* Given records *

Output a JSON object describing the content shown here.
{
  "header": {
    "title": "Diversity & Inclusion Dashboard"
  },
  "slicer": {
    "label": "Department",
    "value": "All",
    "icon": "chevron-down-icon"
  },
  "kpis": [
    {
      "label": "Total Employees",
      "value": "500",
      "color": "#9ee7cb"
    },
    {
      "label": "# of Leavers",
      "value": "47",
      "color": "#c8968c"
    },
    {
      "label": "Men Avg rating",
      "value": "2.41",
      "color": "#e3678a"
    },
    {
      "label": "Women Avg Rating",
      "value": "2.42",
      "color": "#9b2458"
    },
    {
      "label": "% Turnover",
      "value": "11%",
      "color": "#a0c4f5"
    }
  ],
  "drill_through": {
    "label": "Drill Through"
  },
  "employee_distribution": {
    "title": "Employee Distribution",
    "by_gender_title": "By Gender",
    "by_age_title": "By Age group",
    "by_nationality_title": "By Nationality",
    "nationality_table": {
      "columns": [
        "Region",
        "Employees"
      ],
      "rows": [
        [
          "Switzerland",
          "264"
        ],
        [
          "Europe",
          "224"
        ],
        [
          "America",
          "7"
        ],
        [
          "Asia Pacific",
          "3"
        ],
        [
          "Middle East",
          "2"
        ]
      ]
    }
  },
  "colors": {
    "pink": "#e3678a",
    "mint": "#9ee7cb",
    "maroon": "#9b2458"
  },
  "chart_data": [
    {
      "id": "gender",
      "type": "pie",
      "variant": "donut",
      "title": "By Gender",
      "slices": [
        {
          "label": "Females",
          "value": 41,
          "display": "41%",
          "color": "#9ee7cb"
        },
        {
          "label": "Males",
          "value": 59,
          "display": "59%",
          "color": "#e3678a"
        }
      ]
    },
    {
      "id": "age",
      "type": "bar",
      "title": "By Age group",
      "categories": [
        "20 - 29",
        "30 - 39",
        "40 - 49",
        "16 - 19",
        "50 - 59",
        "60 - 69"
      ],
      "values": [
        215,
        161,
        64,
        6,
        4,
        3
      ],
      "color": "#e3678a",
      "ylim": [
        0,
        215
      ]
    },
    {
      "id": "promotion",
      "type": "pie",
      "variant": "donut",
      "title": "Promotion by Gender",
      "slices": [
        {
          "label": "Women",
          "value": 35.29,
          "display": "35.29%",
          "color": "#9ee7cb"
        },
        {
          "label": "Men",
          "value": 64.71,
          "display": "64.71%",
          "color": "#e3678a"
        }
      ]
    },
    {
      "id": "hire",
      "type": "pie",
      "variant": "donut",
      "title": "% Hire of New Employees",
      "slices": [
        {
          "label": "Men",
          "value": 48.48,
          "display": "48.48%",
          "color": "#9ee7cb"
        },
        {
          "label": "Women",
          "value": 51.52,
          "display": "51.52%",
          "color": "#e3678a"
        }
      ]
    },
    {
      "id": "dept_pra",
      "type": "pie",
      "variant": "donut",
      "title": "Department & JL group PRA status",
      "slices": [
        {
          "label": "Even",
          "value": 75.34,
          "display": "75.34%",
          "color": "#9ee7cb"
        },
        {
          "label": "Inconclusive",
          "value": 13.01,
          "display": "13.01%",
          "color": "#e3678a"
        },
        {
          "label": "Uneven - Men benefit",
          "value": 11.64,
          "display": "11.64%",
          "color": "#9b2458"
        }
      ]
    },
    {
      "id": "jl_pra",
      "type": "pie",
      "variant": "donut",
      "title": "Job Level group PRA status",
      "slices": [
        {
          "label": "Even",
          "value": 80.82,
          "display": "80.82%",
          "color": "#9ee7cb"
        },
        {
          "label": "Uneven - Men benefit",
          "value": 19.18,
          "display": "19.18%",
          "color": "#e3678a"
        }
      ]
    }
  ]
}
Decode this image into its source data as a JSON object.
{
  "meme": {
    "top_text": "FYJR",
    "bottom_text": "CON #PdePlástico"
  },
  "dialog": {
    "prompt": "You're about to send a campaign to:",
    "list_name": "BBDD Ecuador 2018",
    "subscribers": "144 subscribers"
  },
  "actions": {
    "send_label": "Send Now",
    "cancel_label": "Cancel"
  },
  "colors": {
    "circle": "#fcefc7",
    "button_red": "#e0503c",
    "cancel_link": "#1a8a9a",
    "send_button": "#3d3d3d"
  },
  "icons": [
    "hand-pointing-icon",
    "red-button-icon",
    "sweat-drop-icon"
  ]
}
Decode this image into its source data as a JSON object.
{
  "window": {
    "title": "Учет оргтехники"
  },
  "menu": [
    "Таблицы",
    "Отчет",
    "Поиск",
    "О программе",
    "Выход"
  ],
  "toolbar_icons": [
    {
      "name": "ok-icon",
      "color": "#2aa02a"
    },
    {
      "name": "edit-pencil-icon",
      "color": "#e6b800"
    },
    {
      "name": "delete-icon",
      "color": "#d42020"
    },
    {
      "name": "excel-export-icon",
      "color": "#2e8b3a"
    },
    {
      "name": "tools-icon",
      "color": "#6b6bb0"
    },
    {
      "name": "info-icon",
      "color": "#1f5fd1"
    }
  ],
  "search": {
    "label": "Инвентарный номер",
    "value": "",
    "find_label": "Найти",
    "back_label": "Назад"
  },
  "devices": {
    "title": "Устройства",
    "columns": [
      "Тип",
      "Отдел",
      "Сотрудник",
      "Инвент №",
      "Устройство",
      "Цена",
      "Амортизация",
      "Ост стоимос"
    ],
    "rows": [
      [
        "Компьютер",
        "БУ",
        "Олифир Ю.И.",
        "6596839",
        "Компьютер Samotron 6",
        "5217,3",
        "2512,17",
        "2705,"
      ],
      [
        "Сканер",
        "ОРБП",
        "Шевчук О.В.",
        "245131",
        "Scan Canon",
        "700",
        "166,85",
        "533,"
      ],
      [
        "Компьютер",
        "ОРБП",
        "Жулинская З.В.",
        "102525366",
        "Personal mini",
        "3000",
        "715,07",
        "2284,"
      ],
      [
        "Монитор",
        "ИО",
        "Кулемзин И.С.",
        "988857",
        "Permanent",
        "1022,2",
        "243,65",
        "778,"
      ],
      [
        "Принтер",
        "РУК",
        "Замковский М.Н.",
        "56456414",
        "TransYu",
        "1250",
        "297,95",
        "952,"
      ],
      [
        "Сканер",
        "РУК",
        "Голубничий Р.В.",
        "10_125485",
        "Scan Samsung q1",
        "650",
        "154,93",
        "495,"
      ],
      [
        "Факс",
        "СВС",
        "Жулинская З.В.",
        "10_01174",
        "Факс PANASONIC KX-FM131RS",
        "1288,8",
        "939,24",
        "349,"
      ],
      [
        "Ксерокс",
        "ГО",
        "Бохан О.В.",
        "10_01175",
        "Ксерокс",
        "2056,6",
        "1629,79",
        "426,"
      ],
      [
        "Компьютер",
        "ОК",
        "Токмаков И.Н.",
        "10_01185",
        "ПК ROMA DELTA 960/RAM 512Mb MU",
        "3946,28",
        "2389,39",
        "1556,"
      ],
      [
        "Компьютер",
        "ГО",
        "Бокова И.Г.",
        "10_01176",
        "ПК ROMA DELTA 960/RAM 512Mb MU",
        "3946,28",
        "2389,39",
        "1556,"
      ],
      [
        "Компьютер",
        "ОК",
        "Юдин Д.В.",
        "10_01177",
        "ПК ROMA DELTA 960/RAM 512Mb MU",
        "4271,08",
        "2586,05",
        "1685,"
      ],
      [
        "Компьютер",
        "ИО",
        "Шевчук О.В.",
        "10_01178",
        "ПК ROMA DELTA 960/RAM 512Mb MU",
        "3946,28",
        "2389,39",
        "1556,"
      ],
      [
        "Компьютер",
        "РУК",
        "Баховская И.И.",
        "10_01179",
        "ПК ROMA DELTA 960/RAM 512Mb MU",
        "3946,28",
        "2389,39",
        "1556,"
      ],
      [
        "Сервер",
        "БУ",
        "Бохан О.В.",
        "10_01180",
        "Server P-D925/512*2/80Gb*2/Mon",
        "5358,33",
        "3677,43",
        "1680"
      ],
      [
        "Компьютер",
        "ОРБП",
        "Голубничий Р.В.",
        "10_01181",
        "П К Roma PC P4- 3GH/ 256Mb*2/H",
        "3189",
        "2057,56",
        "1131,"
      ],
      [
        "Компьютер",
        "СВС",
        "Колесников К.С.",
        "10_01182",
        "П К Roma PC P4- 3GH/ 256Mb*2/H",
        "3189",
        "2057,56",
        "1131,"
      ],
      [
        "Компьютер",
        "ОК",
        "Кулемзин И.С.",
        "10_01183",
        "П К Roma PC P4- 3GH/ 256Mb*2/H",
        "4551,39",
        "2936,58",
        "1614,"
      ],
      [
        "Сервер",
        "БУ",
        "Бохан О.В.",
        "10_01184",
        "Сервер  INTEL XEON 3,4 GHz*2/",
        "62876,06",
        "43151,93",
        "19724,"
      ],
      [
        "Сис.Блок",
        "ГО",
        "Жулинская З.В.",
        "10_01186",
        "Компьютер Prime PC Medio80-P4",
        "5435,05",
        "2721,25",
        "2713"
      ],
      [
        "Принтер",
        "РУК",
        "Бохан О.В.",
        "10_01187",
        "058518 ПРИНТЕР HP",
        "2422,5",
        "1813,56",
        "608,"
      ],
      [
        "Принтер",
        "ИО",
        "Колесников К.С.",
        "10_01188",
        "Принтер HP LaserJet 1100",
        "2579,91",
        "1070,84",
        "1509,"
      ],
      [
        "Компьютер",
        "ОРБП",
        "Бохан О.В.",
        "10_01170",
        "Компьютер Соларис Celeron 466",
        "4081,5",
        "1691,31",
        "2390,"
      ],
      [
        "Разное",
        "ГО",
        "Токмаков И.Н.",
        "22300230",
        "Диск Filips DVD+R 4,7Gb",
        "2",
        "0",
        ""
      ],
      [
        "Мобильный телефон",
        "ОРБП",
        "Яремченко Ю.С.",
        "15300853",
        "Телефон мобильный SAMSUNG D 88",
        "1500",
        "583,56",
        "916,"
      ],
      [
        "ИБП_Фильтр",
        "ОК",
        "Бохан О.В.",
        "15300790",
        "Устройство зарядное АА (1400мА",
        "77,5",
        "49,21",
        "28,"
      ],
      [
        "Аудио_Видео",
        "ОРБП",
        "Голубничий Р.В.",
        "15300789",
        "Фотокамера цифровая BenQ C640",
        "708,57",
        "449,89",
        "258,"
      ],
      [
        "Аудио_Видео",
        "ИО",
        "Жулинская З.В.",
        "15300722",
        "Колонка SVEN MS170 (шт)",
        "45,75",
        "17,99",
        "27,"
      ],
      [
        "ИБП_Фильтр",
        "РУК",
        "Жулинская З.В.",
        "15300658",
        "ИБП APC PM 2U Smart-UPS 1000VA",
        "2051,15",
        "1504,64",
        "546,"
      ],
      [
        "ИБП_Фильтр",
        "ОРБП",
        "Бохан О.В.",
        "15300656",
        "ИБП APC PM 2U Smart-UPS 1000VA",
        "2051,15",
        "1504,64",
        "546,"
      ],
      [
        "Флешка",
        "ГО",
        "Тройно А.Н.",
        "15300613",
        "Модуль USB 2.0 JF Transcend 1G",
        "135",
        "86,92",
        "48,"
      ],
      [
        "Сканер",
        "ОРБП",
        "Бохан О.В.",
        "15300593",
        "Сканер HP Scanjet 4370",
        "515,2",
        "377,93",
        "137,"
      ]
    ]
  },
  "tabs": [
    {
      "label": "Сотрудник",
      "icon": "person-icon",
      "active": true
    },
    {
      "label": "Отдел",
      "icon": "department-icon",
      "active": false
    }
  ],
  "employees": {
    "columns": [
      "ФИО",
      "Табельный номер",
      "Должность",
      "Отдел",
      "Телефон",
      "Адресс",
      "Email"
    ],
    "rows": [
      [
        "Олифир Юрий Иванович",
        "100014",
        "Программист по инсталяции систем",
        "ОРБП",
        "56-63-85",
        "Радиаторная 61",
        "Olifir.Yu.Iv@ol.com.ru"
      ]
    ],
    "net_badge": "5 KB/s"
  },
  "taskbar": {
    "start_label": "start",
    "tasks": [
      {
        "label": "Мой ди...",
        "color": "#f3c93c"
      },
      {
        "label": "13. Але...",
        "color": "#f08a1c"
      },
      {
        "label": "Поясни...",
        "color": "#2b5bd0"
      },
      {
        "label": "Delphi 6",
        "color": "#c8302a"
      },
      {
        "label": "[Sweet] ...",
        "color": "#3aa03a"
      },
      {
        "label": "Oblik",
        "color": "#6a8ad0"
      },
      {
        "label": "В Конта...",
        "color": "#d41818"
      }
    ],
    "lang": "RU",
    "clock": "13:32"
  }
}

* Written task *
Select every line of the records holding the string "Устройство".

* The result *
      "Устройство",
        "Устройство зарядное АА (1400мА",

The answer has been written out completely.